--- Begin ---

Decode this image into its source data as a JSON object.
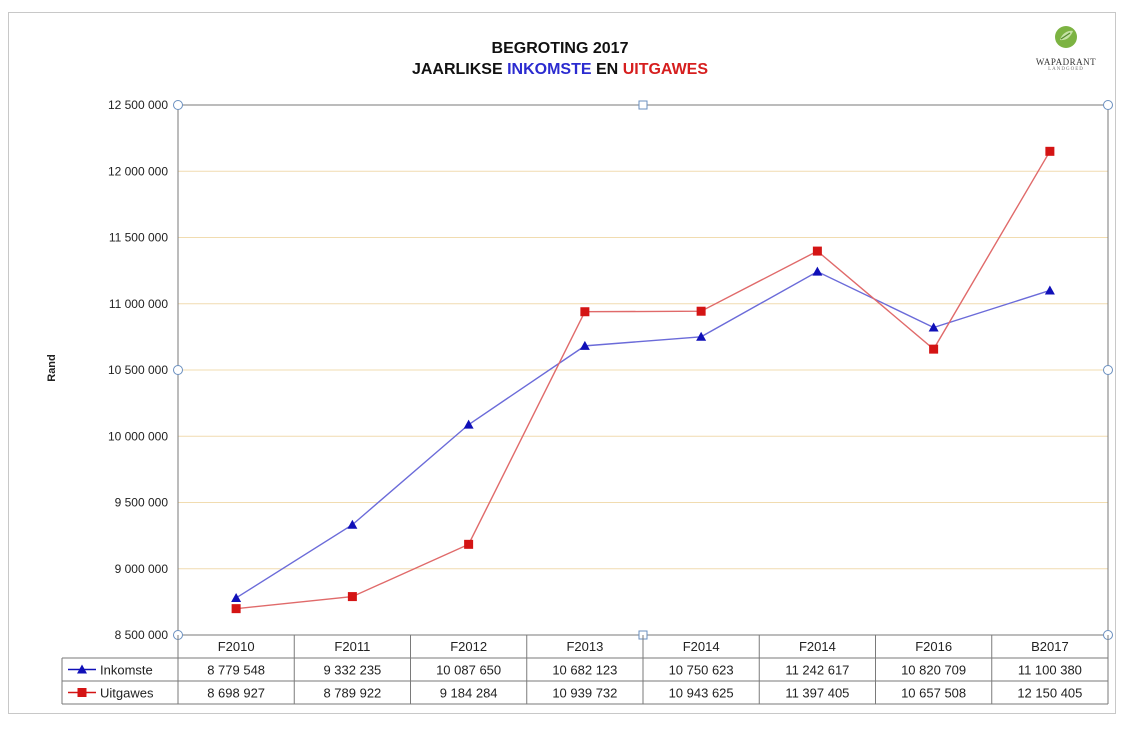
{
  "title": {
    "line1": "BEGROTING 2017",
    "line2_prefix": "JAARLIKSE",
    "line2_word1": "INKOMSTE",
    "line2_mid": "EN",
    "line2_word2": "UITGAWES"
  },
  "logo": {
    "text": "WAPADRANT",
    "subtext": "LANDGOED"
  },
  "colors": {
    "inkomste": "#1010b8",
    "uitgawes": "#d41414",
    "gridline": "#f1dcb0"
  },
  "chart_data": {
    "type": "line",
    "ylabel": "Rand",
    "ylim": [
      8500000,
      12500000
    ],
    "yticks": [
      "8 500 000",
      "9 000 000",
      "9 500 000",
      "10 000 000",
      "10 500 000",
      "11 000 000",
      "11 500 000",
      "12 000 000",
      "12 500 000"
    ],
    "categories": [
      "F2010",
      "F2011",
      "F2012",
      "F2013",
      "F2014",
      "F2014",
      "F2016",
      "B2017"
    ],
    "legend_placement": "data-table",
    "grid": true,
    "series": [
      {
        "name": "Inkomste",
        "marker": "triangle",
        "values": [
          8779548,
          9332235,
          10087650,
          10682123,
          10750623,
          11242617,
          10820709,
          11100380
        ],
        "labels": [
          "8 779 548",
          "9 332 235",
          "10 087 650",
          "10 682 123",
          "10 750 623",
          "11 242 617",
          "10 820 709",
          "11 100 380"
        ]
      },
      {
        "name": "Uitgawes",
        "marker": "square",
        "values": [
          8698927,
          8789922,
          9184284,
          10939732,
          10943625,
          11397405,
          10657508,
          12150405
        ],
        "labels": [
          "8 698 927",
          "8 789 922",
          "9 184 284",
          "10 939 732",
          "10 943 625",
          "11 397 405",
          "10 657 508",
          "12 150 405"
        ]
      }
    ]
  }
}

--- End ---

**TASK INSTRUCTIONS**
Pictures appear in the records above. Output everything except them, exactly.

**FINAL RESULT**
Decode this image into its source data as a JSON object.
{
  "title": {
    "line1": "BEGROTING 2017",
    "line2_prefix": "JAARLIKSE",
    "line2_word1": "INKOMSTE",
    "line2_mid": "EN",
    "line2_word2": "UITGAWES"
  },
  "logo": {
    "text": "WAPADRANT",
    "subtext": "LANDGOED"
  },
  "colors": {
    "inkomste": "#1010b8",
    "uitgawes": "#d41414",
    "gridline": "#f1dcb0"
  },
  "chart_data": {
    "type": "line",
    "ylabel": "Rand",
    "ylim": [
      8500000,
      12500000
    ],
    "yticks": [
      "8 500 000",
      "9 000 000",
      "9 500 000",
      "10 000 000",
      "10 500 000",
      "11 000 000",
      "11 500 000",
      "12 000 000",
      "12 500 000"
    ],
    "categories": [
      "F2010",
      "F2011",
      "F2012",
      "F2013",
      "F2014",
      "F2014",
      "F2016",
      "B2017"
    ],
    "legend_placement": "data-table",
    "grid": true,
    "series": [
      {
        "name": "Inkomste",
        "marker": "triangle",
        "values": [
          8779548,
          9332235,
          10087650,
          10682123,
          10750623,
          11242617,
          10820709,
          11100380
        ],
        "labels": [
          "8 779 548",
          "9 332 235",
          "10 087 650",
          "10 682 123",
          "10 750 623",
          "11 242 617",
          "10 820 709",
          "11 100 380"
        ]
      },
      {
        "name": "Uitgawes",
        "marker": "square",
        "values": [
          8698927,
          8789922,
          9184284,
          10939732,
          10943625,
          11397405,
          10657508,
          12150405
        ],
        "labels": [
          "8 698 927",
          "8 789 922",
          "9 184 284",
          "10 939 732",
          "10 943 625",
          "11 397 405",
          "10 657 508",
          "12 150 405"
        ]
      }
    ]
  }
}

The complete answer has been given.